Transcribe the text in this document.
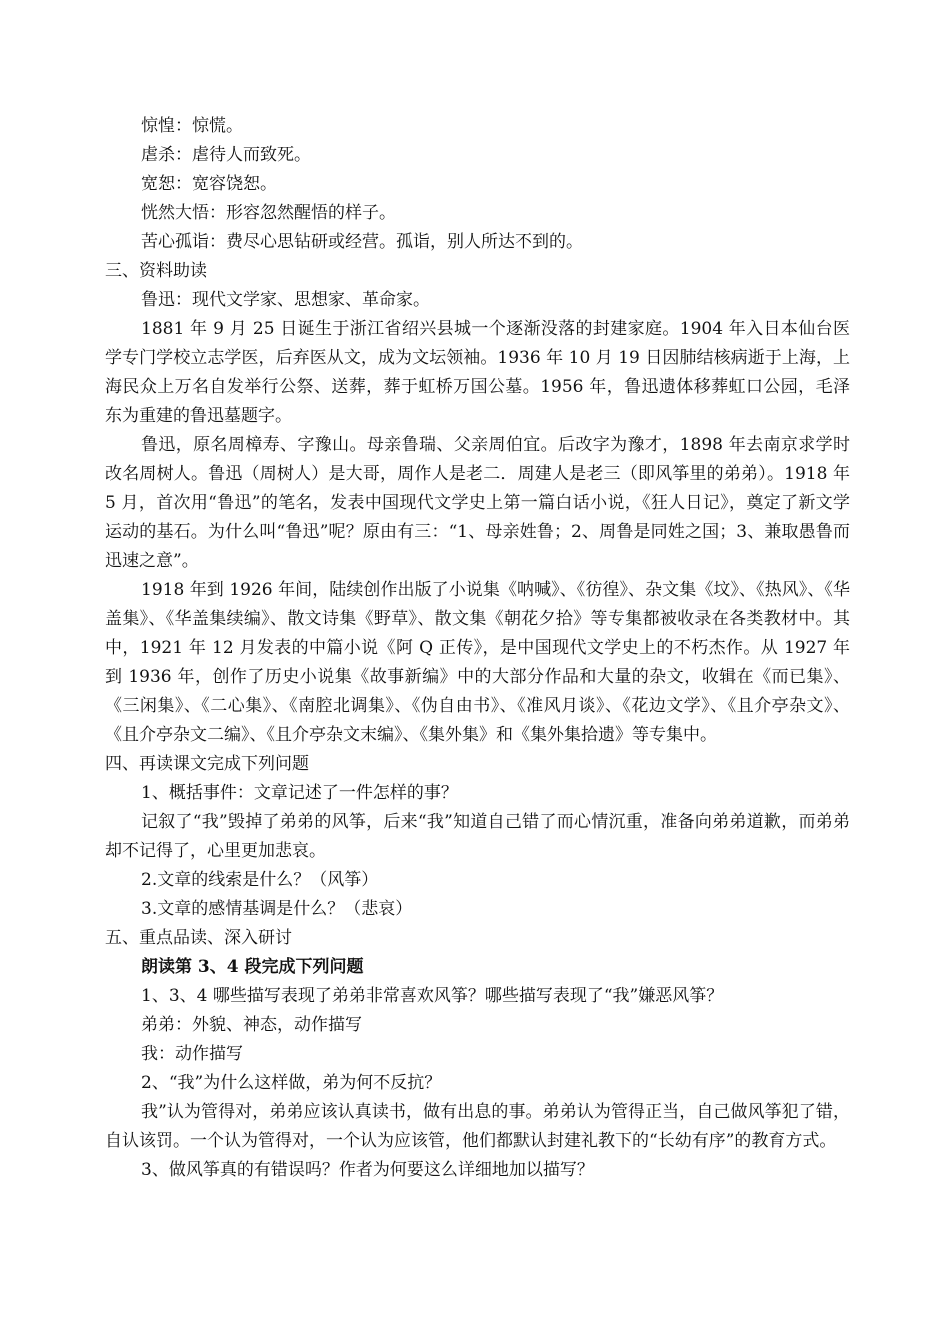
惊惶：惊慌。
虐杀：虐待人而致死。
宽恕：宽容饶恕。
恍然大悟：形容忽然醒悟的样子。
苦心孤诣：费尽心思钻研或经营。孤诣，别人所达不到的。
三、资料助读
鲁迅：现代文学家、思想家、革命家。
1881 年 9 月 25 日诞生于浙江省绍兴县城一个逐渐没落的封建家庭。1904 年入日本仙台医学专门学校立志学医，后弃医从文，成为文坛领袖。1936 年 10 月 19 日因肺结核病逝于上海，上海民众上万名自发举行公祭、送葬，葬于虹桥万国公墓。1956 年，鲁迅遗体移葬虹口公园，毛泽东为重建的鲁迅墓题字。
鲁迅，原名周樟寿、字豫山。母亲鲁瑞、父亲周伯宜。后改字为豫才，1898 年去南京求学时改名周树人。鲁迅（周树人）是大哥，周作人是老二．周建人是老三（即风筝里的弟弟）。1918 年 5 月，首次用“鲁迅”的笔名，发表中国现代文学史上第一篇白话小说，《狂人日记》，奠定了新文学运动的基石。为什么叫“鲁迅”呢？原由有三：“1、母亲姓鲁；2、周鲁是同姓之国；3、兼取愚鲁而迅速之意”。
1918 年到 1926 年间，陆续创作出版了小说集《呐喊》、《彷徨》、杂文集《坟》、《热风》、《华盖集》、《华盖集续编》、散文诗集《野草》、散文集《朝花夕拾》等专集都被收录在各类教材中。其中，1921 年 12 月发表的中篇小说《阿 Q 正传》，是中国现代文学史上的不朽杰作。从 1927 年到 1936 年，创作了历史小说集《故事新编》中的大部分作品和大量的杂文，收辑在《而已集》、《三闲集》、《二心集》、《南腔北调集》、《伪自由书》、《准风月谈》、《花边文学》、《且介亭杂文》、《且介亭杂文二编》、《且介亭杂文末编》、《集外集》和《集外集拾遗》等专集中。
四、再读课文完成下列问题
1、概括事件：文章记述了一件怎样的事？
记叙了“我”毁掉了弟弟的风筝，后来“我”知道自己错了而心情沉重，准备向弟弟道歉，而弟弟却不记得了，心里更加悲哀。
2.文章的线索是什么？（风筝）
3.文章的感情基调是什么？（悲哀）
五、重点品读、深入研讨
朗读第 3、4 段完成下列问题
1、3、4 哪些描写表现了弟弟非常喜欢风筝？哪些描写表现了“我”嫌恶风筝？
弟弟：外貌、神态，动作描写
我：动作描写
2、“我”为什么这样做，弟为何不反抗？
我”认为管得对，弟弟应该认真读书，做有出息的事。弟弟认为管得正当，自己做风筝犯了错，自认该罚。一个认为管得对，一个认为应该管，他们都默认封建礼教下的“长幼有序”的教育方式。
3、做风筝真的有错误吗？作者为何要这么详细地加以描写？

_ _ _ _

TASK PROMPT -
Copy the listing over exactly, skipping the pictures it holds.

COMPLETE OUTPUT -
Transcribe the text in this document.
惊惶：惊慌。
虐杀：虐待人而致死。
宽恕：宽容饶恕。
恍然大悟：形容忽然醒悟的样子。
苦心孤诣：费尽心思钻研或经营。孤诣，别人所达不到的。
三、资料助读
鲁迅：现代文学家、思想家、革命家。
1881 年 9 月 25 日诞生于浙江省绍兴县城一个逐渐没落的封建家庭。1904 年入日本仙台医学专门学校立志学医，后弃医从文，成为文坛领袖。1936 年 10 月 19 日因肺结核病逝于上海，上海民众上万名自发举行公祭、送葬，葬于虹桥万国公墓。1956 年，鲁迅遗体移葬虹口公园，毛泽东为重建的鲁迅墓题字。
鲁迅，原名周樟寿、字豫山。母亲鲁瑞、父亲周伯宜。后改字为豫才，1898 年去南京求学时改名周树人。鲁迅（周树人）是大哥，周作人是老二．周建人是老三（即风筝里的弟弟）。1918 年 5 月，首次用“鲁迅”的笔名，发表中国现代文学史上第一篇白话小说，《狂人日记》，奠定了新文学运动的基石。为什么叫“鲁迅”呢？原由有三：“1、母亲姓鲁；2、周鲁是同姓之国；3、兼取愚鲁而迅速之意”。
1918 年到 1926 年间，陆续创作出版了小说集《呐喊》、《彷徨》、杂文集《坟》、《热风》、《华盖集》、《华盖集续编》、散文诗集《野草》、散文集《朝花夕拾》等专集都被收录在各类教材中。其中，1921 年 12 月发表的中篇小说《阿 Q 正传》，是中国现代文学史上的不朽杰作。从 1927 年到 1936 年，创作了历史小说集《故事新编》中的大部分作品和大量的杂文，收辑在《而已集》、《三闲集》、《二心集》、《南腔北调集》、《伪自由书》、《准风月谈》、《花边文学》、《且介亭杂文》、《且介亭杂文二编》、《且介亭杂文末编》、《集外集》和《集外集拾遗》等专集中。
四、再读课文完成下列问题
1、概括事件：文章记述了一件怎样的事？
记叙了“我”毁掉了弟弟的风筝，后来“我”知道自己错了而心情沉重，准备向弟弟道歉，而弟弟却不记得了，心里更加悲哀。
2.文章的线索是什么？（风筝）
3.文章的感情基调是什么？（悲哀）
五、重点品读、深入研讨
朗读第 3、4 段完成下列问题
1、3、4 哪些描写表现了弟弟非常喜欢风筝？哪些描写表现了“我”嫌恶风筝？
弟弟：外貌、神态，动作描写
我：动作描写
2、“我”为什么这样做，弟为何不反抗？
我”认为管得对，弟弟应该认真读书，做有出息的事。弟弟认为管得正当，自己做风筝犯了错，自认该罚。一个认为管得对，一个认为应该管，他们都默认封建礼教下的“长幼有序”的教育方式。
3、做风筝真的有错误吗？作者为何要这么详细地加以描写？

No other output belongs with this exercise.